- TASK DIRECTIONS -
Write out all of the data without omission, exactly as shown.

- TASK INPUT -
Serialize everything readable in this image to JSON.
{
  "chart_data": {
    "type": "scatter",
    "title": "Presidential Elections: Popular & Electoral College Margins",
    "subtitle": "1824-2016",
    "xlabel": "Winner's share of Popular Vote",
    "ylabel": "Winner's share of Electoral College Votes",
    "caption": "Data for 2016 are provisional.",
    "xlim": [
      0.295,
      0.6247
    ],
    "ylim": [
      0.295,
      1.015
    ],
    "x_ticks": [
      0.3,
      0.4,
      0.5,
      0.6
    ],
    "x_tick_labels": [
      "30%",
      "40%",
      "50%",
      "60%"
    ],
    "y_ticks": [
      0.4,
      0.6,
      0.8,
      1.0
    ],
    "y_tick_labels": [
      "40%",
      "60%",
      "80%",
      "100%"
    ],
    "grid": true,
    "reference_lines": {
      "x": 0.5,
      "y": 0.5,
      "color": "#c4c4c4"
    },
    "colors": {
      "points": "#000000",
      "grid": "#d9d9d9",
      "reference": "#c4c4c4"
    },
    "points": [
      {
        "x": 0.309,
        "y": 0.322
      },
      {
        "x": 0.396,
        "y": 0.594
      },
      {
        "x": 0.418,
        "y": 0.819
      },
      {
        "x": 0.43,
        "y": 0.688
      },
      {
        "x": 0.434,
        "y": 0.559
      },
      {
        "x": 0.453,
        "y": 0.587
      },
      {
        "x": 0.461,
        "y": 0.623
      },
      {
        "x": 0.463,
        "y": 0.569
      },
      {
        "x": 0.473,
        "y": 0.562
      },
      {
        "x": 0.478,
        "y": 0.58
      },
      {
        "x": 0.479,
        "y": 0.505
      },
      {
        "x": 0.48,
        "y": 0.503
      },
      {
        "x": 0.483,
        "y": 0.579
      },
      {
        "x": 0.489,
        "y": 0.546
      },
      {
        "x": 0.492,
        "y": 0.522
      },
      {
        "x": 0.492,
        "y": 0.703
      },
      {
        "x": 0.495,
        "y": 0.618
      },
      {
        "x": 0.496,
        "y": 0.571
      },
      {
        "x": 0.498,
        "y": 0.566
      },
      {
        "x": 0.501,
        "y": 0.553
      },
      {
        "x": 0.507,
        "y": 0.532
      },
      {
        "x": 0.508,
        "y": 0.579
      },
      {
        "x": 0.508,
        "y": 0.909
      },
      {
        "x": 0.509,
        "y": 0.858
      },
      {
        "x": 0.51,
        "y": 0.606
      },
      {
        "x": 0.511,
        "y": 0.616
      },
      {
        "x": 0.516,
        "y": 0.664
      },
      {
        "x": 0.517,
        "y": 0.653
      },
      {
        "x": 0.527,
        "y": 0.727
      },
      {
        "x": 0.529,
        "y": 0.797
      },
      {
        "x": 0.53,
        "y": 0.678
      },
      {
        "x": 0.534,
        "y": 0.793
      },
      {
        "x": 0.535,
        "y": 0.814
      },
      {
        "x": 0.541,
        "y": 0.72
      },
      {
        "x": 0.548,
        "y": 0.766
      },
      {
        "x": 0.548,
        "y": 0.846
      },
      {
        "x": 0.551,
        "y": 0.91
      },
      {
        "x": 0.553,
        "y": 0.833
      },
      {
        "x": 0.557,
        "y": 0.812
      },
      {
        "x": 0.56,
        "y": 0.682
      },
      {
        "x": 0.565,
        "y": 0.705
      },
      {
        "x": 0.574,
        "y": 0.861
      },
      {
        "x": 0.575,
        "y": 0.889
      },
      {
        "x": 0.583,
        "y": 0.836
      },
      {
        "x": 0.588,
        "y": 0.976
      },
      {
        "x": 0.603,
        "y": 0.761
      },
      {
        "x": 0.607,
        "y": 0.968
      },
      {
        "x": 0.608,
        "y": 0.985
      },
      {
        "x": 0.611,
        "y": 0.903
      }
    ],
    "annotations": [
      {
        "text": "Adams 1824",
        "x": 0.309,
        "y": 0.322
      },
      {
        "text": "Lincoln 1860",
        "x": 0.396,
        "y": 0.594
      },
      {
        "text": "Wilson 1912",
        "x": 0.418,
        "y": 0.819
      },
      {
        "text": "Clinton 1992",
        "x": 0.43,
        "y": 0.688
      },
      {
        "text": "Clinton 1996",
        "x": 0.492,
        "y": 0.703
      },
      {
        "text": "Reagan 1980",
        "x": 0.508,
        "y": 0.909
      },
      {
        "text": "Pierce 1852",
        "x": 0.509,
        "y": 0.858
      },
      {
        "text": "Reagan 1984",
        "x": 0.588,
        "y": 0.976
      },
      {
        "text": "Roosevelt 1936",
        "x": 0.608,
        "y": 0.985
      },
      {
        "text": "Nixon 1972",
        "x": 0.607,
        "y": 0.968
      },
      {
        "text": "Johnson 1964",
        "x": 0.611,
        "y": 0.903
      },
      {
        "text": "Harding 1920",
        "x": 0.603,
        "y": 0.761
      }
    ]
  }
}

- WRITTEN SOLUTION -
Serialize everything readable in this image to JSON.
{
  "chart_data": {
    "type": "scatter",
    "title": "Presidential Elections: Popular & Electoral College Margins",
    "subtitle": "1824-2016",
    "xlabel": "Winner's share of Popular Vote",
    "ylabel": "Winner's share of Electoral College Votes",
    "caption": "Data for 2016 are provisional.",
    "xlim": [
      0.295,
      0.6247
    ],
    "ylim": [
      0.295,
      1.015
    ],
    "x_ticks": [
      0.3,
      0.4,
      0.5,
      0.6
    ],
    "x_tick_labels": [
      "30%",
      "40%",
      "50%",
      "60%"
    ],
    "y_ticks": [
      0.4,
      0.6,
      0.8,
      1.0
    ],
    "y_tick_labels": [
      "40%",
      "60%",
      "80%",
      "100%"
    ],
    "grid": true,
    "reference_lines": {
      "x": 0.5,
      "y": 0.5,
      "color": "#c4c4c4"
    },
    "colors": {
      "points": "#000000",
      "grid": "#d9d9d9",
      "reference": "#c4c4c4"
    },
    "points": [
      {
        "x": 0.309,
        "y": 0.322
      },
      {
        "x": 0.396,
        "y": 0.594
      },
      {
        "x": 0.418,
        "y": 0.819
      },
      {
        "x": 0.43,
        "y": 0.688
      },
      {
        "x": 0.434,
        "y": 0.559
      },
      {
        "x": 0.453,
        "y": 0.587
      },
      {
        "x": 0.461,
        "y": 0.623
      },
      {
        "x": 0.463,
        "y": 0.569
      },
      {
        "x": 0.473,
        "y": 0.562
      },
      {
        "x": 0.478,
        "y": 0.58
      },
      {
        "x": 0.479,
        "y": 0.505
      },
      {
        "x": 0.48,
        "y": 0.503
      },
      {
        "x": 0.483,
        "y": 0.579
      },
      {
        "x": 0.489,
        "y": 0.546
      },
      {
        "x": 0.492,
        "y": 0.522
      },
      {
        "x": 0.492,
        "y": 0.703
      },
      {
        "x": 0.495,
        "y": 0.618
      },
      {
        "x": 0.496,
        "y": 0.571
      },
      {
        "x": 0.498,
        "y": 0.566
      },
      {
        "x": 0.501,
        "y": 0.553
      },
      {
        "x": 0.507,
        "y": 0.532
      },
      {
        "x": 0.508,
        "y": 0.579
      },
      {
        "x": 0.508,
        "y": 0.909
      },
      {
        "x": 0.509,
        "y": 0.858
      },
      {
        "x": 0.51,
        "y": 0.606
      },
      {
        "x": 0.511,
        "y": 0.616
      },
      {
        "x": 0.516,
        "y": 0.664
      },
      {
        "x": 0.517,
        "y": 0.653
      },
      {
        "x": 0.527,
        "y": 0.727
      },
      {
        "x": 0.529,
        "y": 0.797
      },
      {
        "x": 0.53,
        "y": 0.678
      },
      {
        "x": 0.534,
        "y": 0.793
      },
      {
        "x": 0.535,
        "y": 0.814
      },
      {
        "x": 0.541,
        "y": 0.72
      },
      {
        "x": 0.548,
        "y": 0.766
      },
      {
        "x": 0.548,
        "y": 0.846
      },
      {
        "x": 0.551,
        "y": 0.91
      },
      {
        "x": 0.553,
        "y": 0.833
      },
      {
        "x": 0.557,
        "y": 0.812
      },
      {
        "x": 0.56,
        "y": 0.682
      },
      {
        "x": 0.565,
        "y": 0.705
      },
      {
        "x": 0.574,
        "y": 0.861
      },
      {
        "x": 0.575,
        "y": 0.889
      },
      {
        "x": 0.583,
        "y": 0.836
      },
      {
        "x": 0.588,
        "y": 0.976
      },
      {
        "x": 0.603,
        "y": 0.761
      },
      {
        "x": 0.607,
        "y": 0.968
      },
      {
        "x": 0.608,
        "y": 0.985
      },
      {
        "x": 0.611,
        "y": 0.903
      }
    ],
    "annotations": [
      {
        "text": "Adams 1824",
        "x": 0.309,
        "y": 0.322
      },
      {
        "text": "Lincoln 1860",
        "x": 0.396,
        "y": 0.594
      },
      {
        "text": "Wilson 1912",
        "x": 0.418,
        "y": 0.819
      },
      {
        "text": "Clinton 1992",
        "x": 0.43,
        "y": 0.688
      },
      {
        "text": "Clinton 1996",
        "x": 0.492,
        "y": 0.703
      },
      {
        "text": "Reagan 1980",
        "x": 0.508,
        "y": 0.909
      },
      {
        "text": "Pierce 1852",
        "x": 0.509,
        "y": 0.858
      },
      {
        "text": "Reagan 1984",
        "x": 0.588,
        "y": 0.976
      },
      {
        "text": "Roosevelt 1936",
        "x": 0.608,
        "y": 0.985
      },
      {
        "text": "Nixon 1972",
        "x": 0.607,
        "y": 0.968
      },
      {
        "text": "Johnson 1964",
        "x": 0.611,
        "y": 0.903
      },
      {
        "text": "Harding 1920",
        "x": 0.603,
        "y": 0.761
      }
    ]
  }
}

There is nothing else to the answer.